[Dataset rows about figures]
— BEGIN —

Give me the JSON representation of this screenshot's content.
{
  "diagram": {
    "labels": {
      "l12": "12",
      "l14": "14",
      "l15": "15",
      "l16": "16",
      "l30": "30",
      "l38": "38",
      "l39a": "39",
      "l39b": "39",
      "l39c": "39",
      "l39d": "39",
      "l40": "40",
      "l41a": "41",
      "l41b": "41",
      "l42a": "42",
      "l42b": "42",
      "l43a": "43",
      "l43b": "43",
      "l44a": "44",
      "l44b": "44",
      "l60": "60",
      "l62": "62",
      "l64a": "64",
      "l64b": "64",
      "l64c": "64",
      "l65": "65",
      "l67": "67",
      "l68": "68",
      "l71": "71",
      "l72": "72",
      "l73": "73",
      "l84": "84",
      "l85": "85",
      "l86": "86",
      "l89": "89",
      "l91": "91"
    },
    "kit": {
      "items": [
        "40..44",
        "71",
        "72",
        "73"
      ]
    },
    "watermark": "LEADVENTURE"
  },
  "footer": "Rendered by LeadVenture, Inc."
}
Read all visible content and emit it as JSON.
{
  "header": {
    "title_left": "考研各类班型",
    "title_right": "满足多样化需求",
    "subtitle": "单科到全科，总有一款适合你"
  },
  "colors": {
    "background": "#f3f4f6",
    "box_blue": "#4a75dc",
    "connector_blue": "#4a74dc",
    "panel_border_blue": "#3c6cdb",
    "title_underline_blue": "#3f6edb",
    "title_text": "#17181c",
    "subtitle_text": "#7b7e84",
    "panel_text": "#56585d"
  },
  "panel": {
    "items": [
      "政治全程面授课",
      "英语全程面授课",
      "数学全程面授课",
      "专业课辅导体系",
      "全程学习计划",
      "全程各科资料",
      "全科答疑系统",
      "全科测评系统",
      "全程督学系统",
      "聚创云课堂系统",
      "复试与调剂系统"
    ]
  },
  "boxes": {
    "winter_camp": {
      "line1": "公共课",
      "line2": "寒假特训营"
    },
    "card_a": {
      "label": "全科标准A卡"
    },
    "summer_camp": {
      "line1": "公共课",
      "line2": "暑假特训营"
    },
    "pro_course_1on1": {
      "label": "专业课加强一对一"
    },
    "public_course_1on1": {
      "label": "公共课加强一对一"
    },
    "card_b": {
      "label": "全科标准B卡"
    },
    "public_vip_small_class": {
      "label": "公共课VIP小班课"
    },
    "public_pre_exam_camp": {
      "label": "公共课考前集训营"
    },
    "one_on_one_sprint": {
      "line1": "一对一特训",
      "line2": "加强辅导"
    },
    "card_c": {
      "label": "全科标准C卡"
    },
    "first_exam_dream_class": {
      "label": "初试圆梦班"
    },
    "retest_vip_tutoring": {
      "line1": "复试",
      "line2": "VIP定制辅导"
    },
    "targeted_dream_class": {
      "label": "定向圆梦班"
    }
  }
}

— END —

> _PROBLEM TO WORK ON_
Return every line from the one holding "Read all visible content and emit it as JSON." through the end of the data, exactly as it appears, with both ends kept and nothing else.

> _ANSWER IN FULL_
Read all visible content and emit it as JSON.
{
  "header": {
    "title_left": "考研各类班型",
    "title_right": "满足多样化需求",
    "subtitle": "单科到全科，总有一款适合你"
  },
  "colors": {
    "background": "#f3f4f6",
    "box_blue": "#4a75dc",
    "connector_blue": "#4a74dc",
    "panel_border_blue": "#3c6cdb",
    "title_underline_blue": "#3f6edb",
    "title_text": "#17181c",
    "subtitle_text": "#7b7e84",
    "panel_text": "#56585d"
  },
  "panel": {
    "items": [
      "政治全程面授课",
      "英语全程面授课",
      "数学全程面授课",
      "专业课辅导体系",
      "全程学习计划",
      "全程各科资料",
      "全科答疑系统",
      "全科测评系统",
      "全程督学系统",
      "聚创云课堂系统",
      "复试与调剂系统"
    ]
  },
  "boxes": {
    "winter_camp": {
      "line1": "公共课",
      "line2": "寒假特训营"
    },
    "card_a": {
      "label": "全科标准A卡"
    },
    "summer_camp": {
      "line1": "公共课",
      "line2": "暑假特训营"
    },
    "pro_course_1on1": {
      "label": "专业课加强一对一"
    },
    "public_course_1on1": {
      "label": "公共课加强一对一"
    },
    "card_b": {
      "label": "全科标准B卡"
    },
    "public_vip_small_class": {
      "label": "公共课VIP小班课"
    },
    "public_pre_exam_camp": {
      "label": "公共课考前集训营"
    },
    "one_on_one_sprint": {
      "line1": "一对一特训",
      "line2": "加强辅导"
    },
    "card_c": {
      "label": "全科标准C卡"
    },
    "first_exam_dream_class": {
      "label": "初试圆梦班"
    },
    "retest_vip_tutoring": {
      "line1": "复试",
      "line2": "VIP定制辅导"
    },
    "targeted_dream_class": {
      "label": "定向圆梦班"
    }
  }
}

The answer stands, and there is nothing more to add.